=== Problem ===
Extract all data as written.

=== The records ===
>> start

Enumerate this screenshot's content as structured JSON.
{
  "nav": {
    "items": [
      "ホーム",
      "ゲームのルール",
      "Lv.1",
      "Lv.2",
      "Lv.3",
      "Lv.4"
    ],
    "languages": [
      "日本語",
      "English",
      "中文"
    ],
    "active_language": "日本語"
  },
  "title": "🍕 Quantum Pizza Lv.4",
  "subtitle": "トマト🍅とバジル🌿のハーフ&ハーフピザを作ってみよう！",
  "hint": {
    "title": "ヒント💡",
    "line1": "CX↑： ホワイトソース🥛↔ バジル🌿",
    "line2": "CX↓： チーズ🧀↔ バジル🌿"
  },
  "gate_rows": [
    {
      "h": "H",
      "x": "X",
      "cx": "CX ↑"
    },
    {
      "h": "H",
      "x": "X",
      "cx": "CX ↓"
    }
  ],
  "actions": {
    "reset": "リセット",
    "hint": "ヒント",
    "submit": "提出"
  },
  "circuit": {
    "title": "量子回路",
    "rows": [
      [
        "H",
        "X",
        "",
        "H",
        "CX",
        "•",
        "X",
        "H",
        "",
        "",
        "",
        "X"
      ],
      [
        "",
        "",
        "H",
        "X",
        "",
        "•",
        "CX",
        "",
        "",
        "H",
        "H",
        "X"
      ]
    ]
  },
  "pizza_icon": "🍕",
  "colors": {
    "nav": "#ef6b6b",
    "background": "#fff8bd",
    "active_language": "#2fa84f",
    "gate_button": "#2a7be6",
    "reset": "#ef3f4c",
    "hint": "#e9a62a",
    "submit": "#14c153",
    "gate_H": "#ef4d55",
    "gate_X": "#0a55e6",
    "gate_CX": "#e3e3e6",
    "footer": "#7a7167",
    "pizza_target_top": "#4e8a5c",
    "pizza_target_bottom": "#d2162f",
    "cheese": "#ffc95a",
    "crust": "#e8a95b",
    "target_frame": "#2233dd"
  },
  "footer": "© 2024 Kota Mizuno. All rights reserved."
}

>> end

=== The answer ===
Enumerate this screenshot's content as structured JSON.
{
  "nav": {
    "items": [
      "ホーム",
      "ゲームのルール",
      "Lv.1",
      "Lv.2",
      "Lv.3",
      "Lv.4"
    ],
    "languages": [
      "日本語",
      "English",
      "中文"
    ],
    "active_language": "日本語"
  },
  "title": "🍕 Quantum Pizza Lv.4",
  "subtitle": "トマト🍅とバジル🌿のハーフ&ハーフピザを作ってみよう！",
  "hint": {
    "title": "ヒント💡",
    "line1": "CX↑： ホワイトソース🥛↔ バジル🌿",
    "line2": "CX↓： チーズ🧀↔ バジル🌿"
  },
  "gate_rows": [
    {
      "h": "H",
      "x": "X",
      "cx": "CX ↑"
    },
    {
      "h": "H",
      "x": "X",
      "cx": "CX ↓"
    }
  ],
  "actions": {
    "reset": "リセット",
    "hint": "ヒント",
    "submit": "提出"
  },
  "circuit": {
    "title": "量子回路",
    "rows": [
      [
        "H",
        "X",
        "",
        "H",
        "CX",
        "•",
        "X",
        "H",
        "",
        "",
        "",
        "X"
      ],
      [
        "",
        "",
        "H",
        "X",
        "",
        "•",
        "CX",
        "",
        "",
        "H",
        "H",
        "X"
      ]
    ]
  },
  "pizza_icon": "🍕",
  "colors": {
    "nav": "#ef6b6b",
    "background": "#fff8bd",
    "active_language": "#2fa84f",
    "gate_button": "#2a7be6",
    "reset": "#ef3f4c",
    "hint": "#e9a62a",
    "submit": "#14c153",
    "gate_H": "#ef4d55",
    "gate_X": "#0a55e6",
    "gate_CX": "#e3e3e6",
    "footer": "#7a7167",
    "pizza_target_top": "#4e8a5c",
    "pizza_target_bottom": "#d2162f",
    "cheese": "#ffc95a",
    "crust": "#e8a95b",
    "target_frame": "#2233dd"
  },
  "footer": "© 2024 Kota Mizuno. All rights reserved."
}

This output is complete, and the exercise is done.